» THE DATA:

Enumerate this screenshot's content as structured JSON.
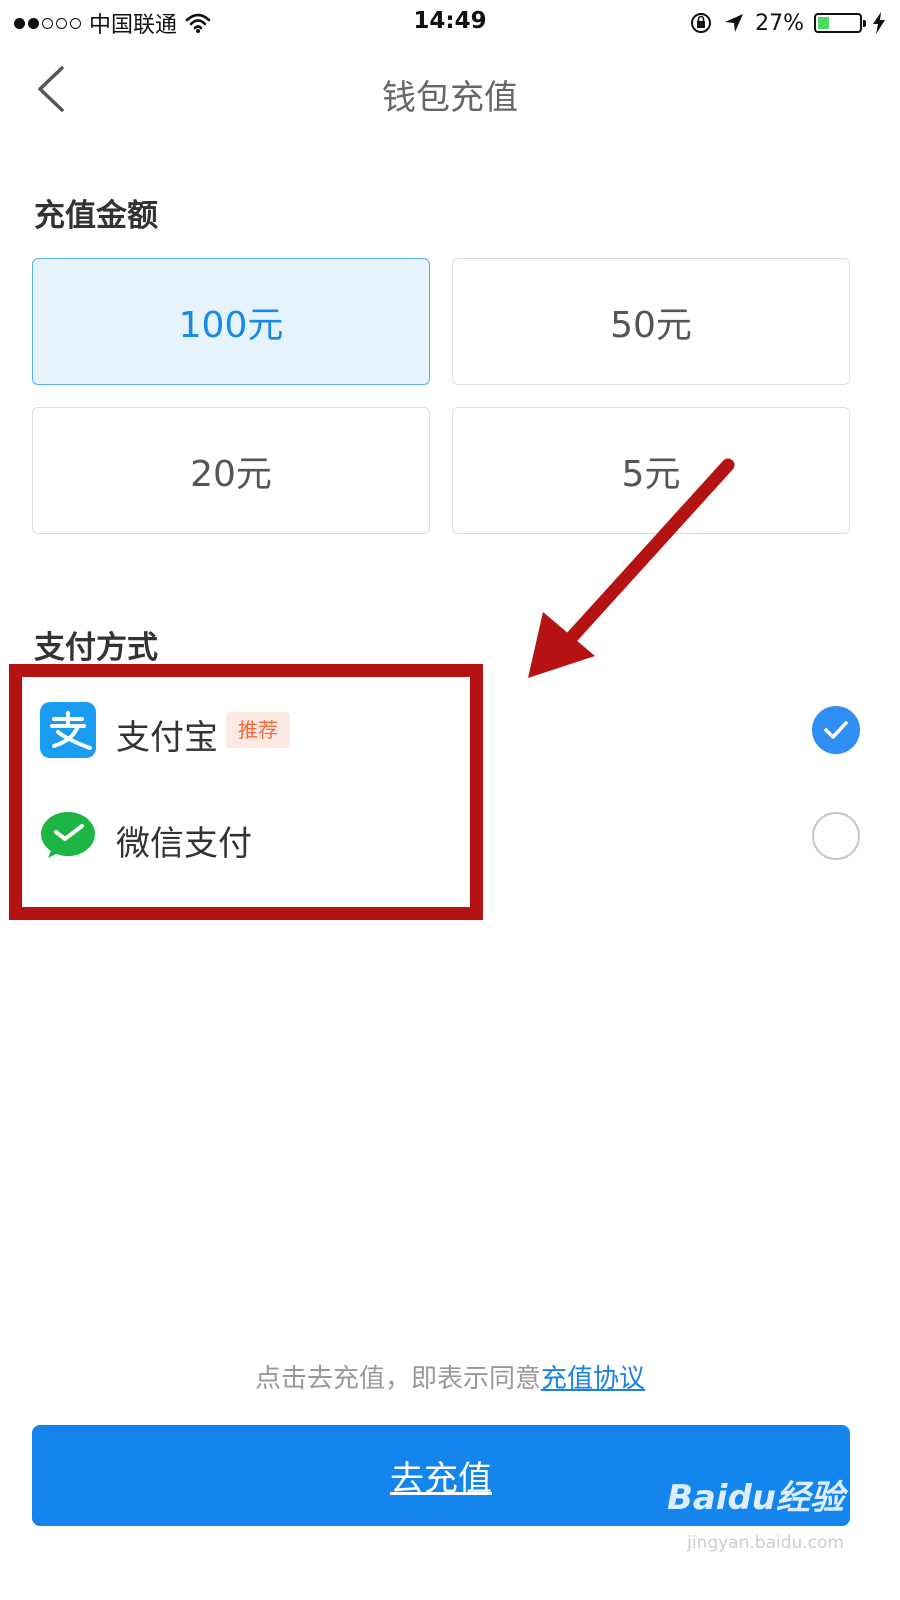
{
  "status_bar": {
    "carrier": "中国联通",
    "time": "14:49",
    "battery": "27%",
    "battery_level": 0.27
  },
  "nav": {
    "title": "钱包充值"
  },
  "amount": {
    "label": "充值金额",
    "options": [
      "100元",
      "50元",
      "20元",
      "5元"
    ],
    "selected_index": 0
  },
  "payment": {
    "label": "支付方式",
    "methods": [
      {
        "name": "支付宝",
        "badge": "推荐",
        "checked": true
      },
      {
        "name": "微信支付",
        "checked": false
      }
    ]
  },
  "agreement": {
    "text": "点击去充值，即表示同意",
    "link": "充值协议"
  },
  "submit": {
    "label": "去充值"
  },
  "watermark": {
    "main": "Baidu经验",
    "sub": "jingyan.baidu.com"
  },
  "colors": {
    "accent": "#1585ee",
    "highlight": "#b51313",
    "badge": "#f06a40"
  }
}
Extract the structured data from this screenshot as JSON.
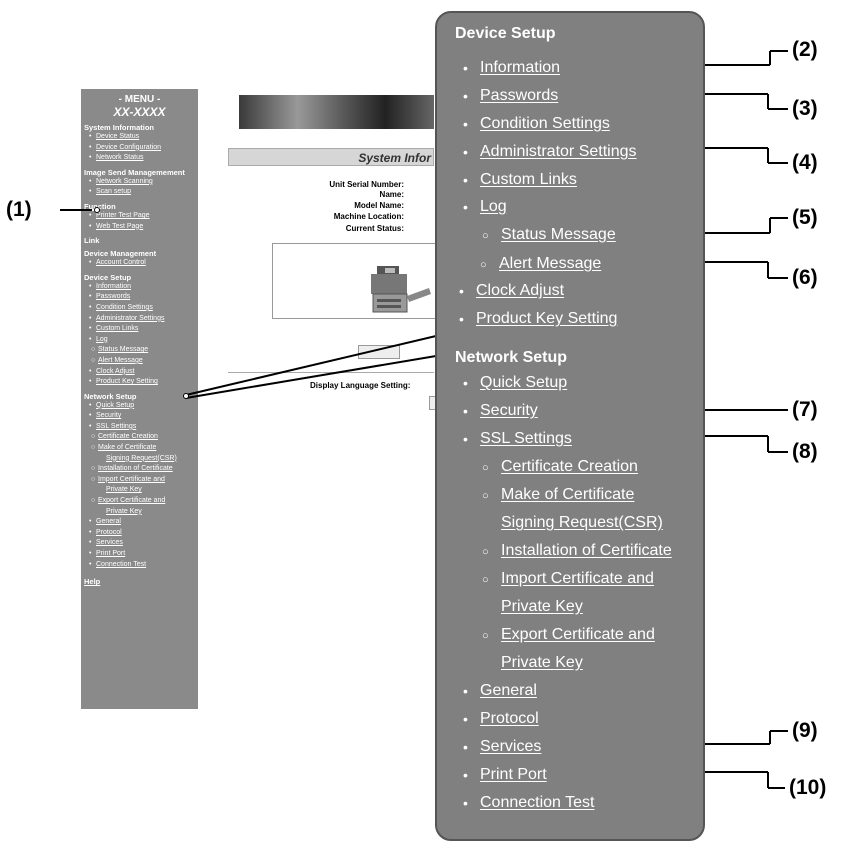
{
  "menu": {
    "header": "- MENU -",
    "model": "XX-XXXX",
    "sections": [
      {
        "title": "System Information",
        "items": [
          {
            "label": "Device Status",
            "level": 1
          },
          {
            "label": "Device Configuration",
            "level": 1
          },
          {
            "label": "Network Status",
            "level": 1
          }
        ]
      },
      {
        "title": "Image Send Managemement",
        "items": [
          {
            "label": "Network Scanning",
            "level": 1
          },
          {
            "label": "Scan setup",
            "level": 1
          }
        ]
      },
      {
        "title": "Function",
        "items": [
          {
            "label": "Printer Test Page",
            "level": 1
          },
          {
            "label": "Web Test Page",
            "level": 1
          }
        ]
      },
      {
        "title": "Link",
        "items": []
      },
      {
        "title": "Device Management",
        "items": [
          {
            "label": "Account Control",
            "level": 1
          }
        ]
      },
      {
        "title": "Device Setup",
        "items": [
          {
            "label": "Information",
            "level": 1
          },
          {
            "label": "Passwords",
            "level": 1
          },
          {
            "label": "Condition Settings",
            "level": 1
          },
          {
            "label": "Administrator Settings",
            "level": 1
          },
          {
            "label": "Custom Links",
            "level": 1
          },
          {
            "label": "Log",
            "level": 1
          },
          {
            "label": "Status Message",
            "level": 2
          },
          {
            "label": "Alert Message",
            "level": 2
          },
          {
            "label": "Clock Adjust",
            "level": 1
          },
          {
            "label": "Product Key Setting",
            "level": 1
          }
        ]
      },
      {
        "title": "Network Setup",
        "items": [
          {
            "label": "Quick Setup",
            "level": 1
          },
          {
            "label": "Security",
            "level": 1
          },
          {
            "label": "SSL Settings",
            "level": 1
          },
          {
            "label": "Certificate Creation",
            "level": 2
          },
          {
            "label": "Make of Certificate",
            "level": 2
          },
          {
            "label": "Signing Request(CSR)",
            "level": 3
          },
          {
            "label": "Installation of Certificate",
            "level": 2
          },
          {
            "label": "Import Certificate and",
            "level": 2
          },
          {
            "label": "Private Key",
            "level": 3
          },
          {
            "label": "Export Certificate and",
            "level": 2
          },
          {
            "label": "Private Key",
            "level": 3
          },
          {
            "label": "General",
            "level": 1
          },
          {
            "label": "Protocol",
            "level": 1
          },
          {
            "label": "Services",
            "level": 1
          },
          {
            "label": "Print Port",
            "level": 1
          },
          {
            "label": "Connection Test",
            "level": 1
          }
        ]
      }
    ],
    "help": "Help"
  },
  "screen": {
    "title": "System Infor",
    "fields": [
      "Unit Serial Number:",
      "Name:",
      "Model Name:",
      "Machine Location:",
      "Current Status:"
    ],
    "display_language": "Display Language Setting:"
  },
  "panel": {
    "device_setup_title": "Device Setup",
    "device_setup": [
      "Information",
      "Passwords",
      "Condition Settings",
      "Administrator Settings",
      "Custom Links",
      "Log"
    ],
    "log_sub": [
      "Status Message",
      "Alert Message"
    ],
    "device_setup_tail": [
      "Clock Adjust",
      "Product Key Setting"
    ],
    "network_setup_title": "Network Setup",
    "network_setup": [
      "Quick Setup",
      "Security",
      "SSL Settings"
    ],
    "ssl_sub": [
      "Certificate Creation",
      "Make of Certificate",
      "Signing Request(CSR)",
      "Installation of Certificate",
      "Import Certificate and",
      "Private Key",
      "Export Certificate and",
      "Private Key"
    ],
    "network_setup_tail": [
      "General",
      "Protocol",
      "Services",
      "Print Port",
      "Connection Test"
    ]
  },
  "callouts": [
    "(1)",
    "(2)",
    "(3)",
    "(4)",
    "(5)",
    "(6)",
    "(7)",
    "(8)",
    "(9)",
    "(10)"
  ]
}
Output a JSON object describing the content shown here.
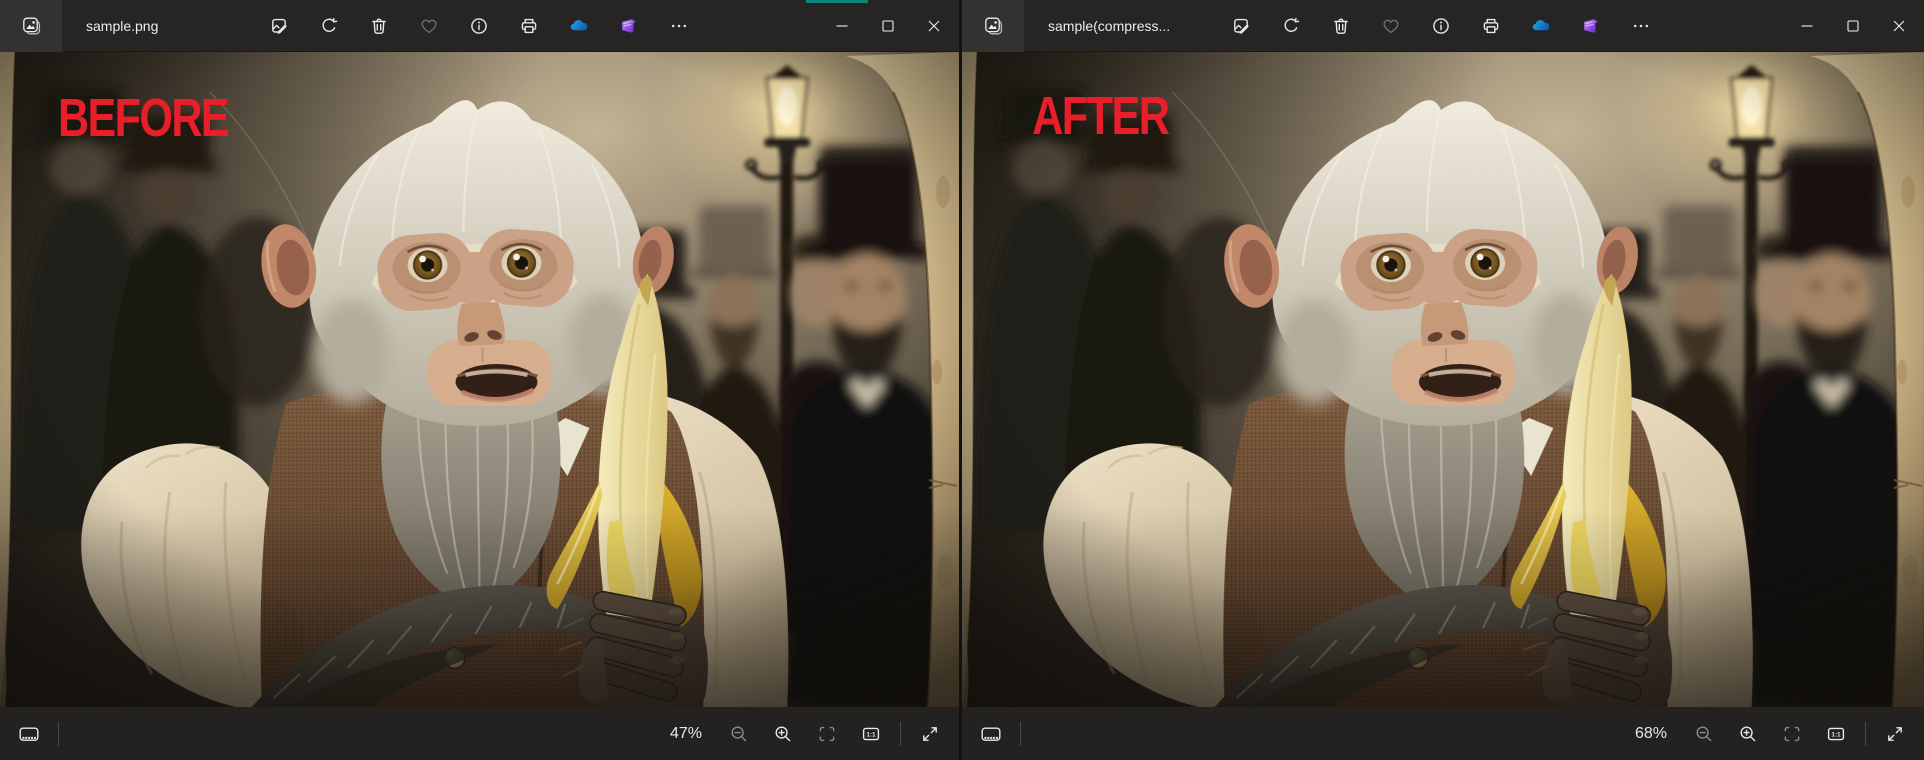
{
  "colors": {
    "snap_indicator": "#108579",
    "overlay_label_red": "#e81f2b",
    "onedrive_blue": "#1492df",
    "clipchamp_purple": "#8b5cf6"
  },
  "statusbar_shared": {
    "actual_size_label": "1:1"
  },
  "windows": [
    {
      "title": "sample.png",
      "overlay_label": "BEFORE",
      "zoom_percent": "47%",
      "toolbar_icons": [
        "edit-image",
        "rotate",
        "delete",
        "favorite",
        "info",
        "print",
        "onedrive",
        "clipchamp",
        "more"
      ],
      "window_controls": [
        "minimize",
        "maximize",
        "close"
      ],
      "statusbar_icons": [
        "filmstrip",
        "zoom-out",
        "zoom-in",
        "fit-to-window",
        "actual-size",
        "fullscreen"
      ]
    },
    {
      "title": "sample(compress...",
      "overlay_label": "AFTER",
      "zoom_percent": "68%",
      "toolbar_icons": [
        "edit-image",
        "rotate",
        "delete",
        "favorite",
        "info",
        "print",
        "onedrive",
        "clipchamp",
        "more"
      ],
      "window_controls": [
        "minimize",
        "maximize",
        "close"
      ],
      "statusbar_icons": [
        "filmstrip",
        "zoom-out",
        "zoom-in",
        "fit-to-window",
        "actual-size",
        "fullscreen"
      ]
    }
  ]
}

» DO THIS:
Repeat verbatim all the material, but not the pictures.

» FINISHED EXERCISE:
Enumerate this screenshot's content as structured JSON.
{
  "status_bar": {
    "carrier": "中国联通",
    "time": "14:49",
    "battery": "27%",
    "battery_level": 0.27
  },
  "nav": {
    "title": "钱包充值"
  },
  "amount": {
    "label": "充值金额",
    "options": [
      "100元",
      "50元",
      "20元",
      "5元"
    ],
    "selected_index": 0
  },
  "payment": {
    "label": "支付方式",
    "methods": [
      {
        "name": "支付宝",
        "badge": "推荐",
        "checked": true
      },
      {
        "name": "微信支付",
        "checked": false
      }
    ]
  },
  "agreement": {
    "text": "点击去充值，即表示同意",
    "link": "充值协议"
  },
  "submit": {
    "label": "去充值"
  },
  "watermark": {
    "main": "Baidu经验",
    "sub": "jingyan.baidu.com"
  },
  "colors": {
    "accent": "#1585ee",
    "highlight": "#b51313",
    "badge": "#f06a40"
  }
}
Extract the structured data from this screenshot as JSON.
{
  "menu": {
    "header": "- MENU -",
    "model": "XX-XXXX",
    "sections": [
      {
        "title": "System Information",
        "items": [
          {
            "label": "Device Status",
            "level": 1
          },
          {
            "label": "Device Configuration",
            "level": 1
          },
          {
            "label": "Network Status",
            "level": 1
          }
        ]
      },
      {
        "title": "Image Send Managemement",
        "items": [
          {
            "label": "Network Scanning",
            "level": 1
          },
          {
            "label": "Scan setup",
            "level": 1
          }
        ]
      },
      {
        "title": "Function",
        "items": [
          {
            "label": "Printer Test Page",
            "level": 1
          },
          {
            "label": "Web Test Page",
            "level": 1
          }
        ]
      },
      {
        "title": "Link",
        "items": []
      },
      {
        "title": "Device Management",
        "items": [
          {
            "label": "Account Control",
            "level": 1
          }
        ]
      },
      {
        "title": "Device Setup",
        "items": [
          {
            "label": "Information",
            "level": 1
          },
          {
            "label": "Passwords",
            "level": 1
          },
          {
            "label": "Condition Settings",
            "level": 1
          },
          {
            "label": "Administrator Settings",
            "level": 1
          },
          {
            "label": "Custom Links",
            "level": 1
          },
          {
            "label": "Log",
            "level": 1
          },
          {
            "label": "Status Message",
            "level": 2
          },
          {
            "label": "Alert Message",
            "level": 2
          },
          {
            "label": "Clock Adjust",
            "level": 1
          },
          {
            "label": "Product Key Setting",
            "level": 1
          }
        ]
      },
      {
        "title": "Network Setup",
        "items": [
          {
            "label": "Quick Setup",
            "level": 1
          },
          {
            "label": "Security",
            "level": 1
          },
          {
            "label": "SSL Settings",
            "level": 1
          },
          {
            "label": "Certificate Creation",
            "level": 2
          },
          {
            "label": "Make of Certificate",
            "level": 2
          },
          {
            "label": "Signing Request(CSR)",
            "level": 3
          },
          {
            "label": "Installation of Certificate",
            "level": 2
          },
          {
            "label": "Import Certificate and",
            "level": 2
          },
          {
            "label": "Private Key",
            "level": 3
          },
          {
            "label": "Export Certificate and",
            "level": 2
          },
          {
            "label": "Private Key",
            "level": 3
          },
          {
            "label": "General",
            "level": 1
          },
          {
            "label": "Protocol",
            "level": 1
          },
          {
            "label": "Services",
            "level": 1
          },
          {
            "label": "Print Port",
            "level": 1
          },
          {
            "label": "Connection Test",
            "level": 1
          }
        ]
      }
    ],
    "help": "Help"
  },
  "screen": {
    "title": "System Infor",
    "fields": [
      "Unit Serial Number:",
      "Name:",
      "Model Name:",
      "Machine Location:",
      "Current Status:"
    ],
    "display_language": "Display Language Setting:"
  },
  "panel": {
    "device_setup_title": "Device Setup",
    "device_setup": [
      "Information",
      "Passwords",
      "Condition Settings",
      "Administrator Settings",
      "Custom Links",
      "Log"
    ],
    "log_sub": [
      "Status Message",
      "Alert Message"
    ],
    "device_setup_tail": [
      "Clock Adjust",
      "Product Key Setting"
    ],
    "network_setup_title": "Network Setup",
    "network_setup": [
      "Quick Setup",
      "Security",
      "SSL Settings"
    ],
    "ssl_sub": [
      "Certificate Creation",
      "Make of Certificate",
      "Signing Request(CSR)",
      "Installation of Certificate",
      "Import Certificate and",
      "Private Key",
      "Export Certificate and",
      "Private Key"
    ],
    "network_setup_tail": [
      "General",
      "Protocol",
      "Services",
      "Print Port",
      "Connection Test"
    ]
  },
  "callouts": [
    "(1)",
    "(2)",
    "(3)",
    "(4)",
    "(5)",
    "(6)",
    "(7)",
    "(8)",
    "(9)",
    "(10)"
  ]
}
Output a JSON object describing the content shown here.
{
  "colors": {
    "snap_indicator": "#108579",
    "overlay_label_red": "#e81f2b",
    "onedrive_blue": "#1492df",
    "clipchamp_purple": "#8b5cf6"
  },
  "statusbar_shared": {
    "actual_size_label": "1:1"
  },
  "windows": [
    {
      "title": "sample.png",
      "overlay_label": "BEFORE",
      "zoom_percent": "47%",
      "toolbar_icons": [
        "edit-image",
        "rotate",
        "delete",
        "favorite",
        "info",
        "print",
        "onedrive",
        "clipchamp",
        "more"
      ],
      "window_controls": [
        "minimize",
        "maximize",
        "close"
      ],
      "statusbar_icons": [
        "filmstrip",
        "zoom-out",
        "zoom-in",
        "fit-to-window",
        "actual-size",
        "fullscreen"
      ]
    },
    {
      "title": "sample(compress...",
      "overlay_label": "AFTER",
      "zoom_percent": "68%",
      "toolbar_icons": [
        "edit-image",
        "rotate",
        "delete",
        "favorite",
        "info",
        "print",
        "onedrive",
        "clipchamp",
        "more"
      ],
      "window_controls": [
        "minimize",
        "maximize",
        "close"
      ],
      "statusbar_icons": [
        "filmstrip",
        "zoom-out",
        "zoom-in",
        "fit-to-window",
        "actual-size",
        "fullscreen"
      ]
    }
  ]
}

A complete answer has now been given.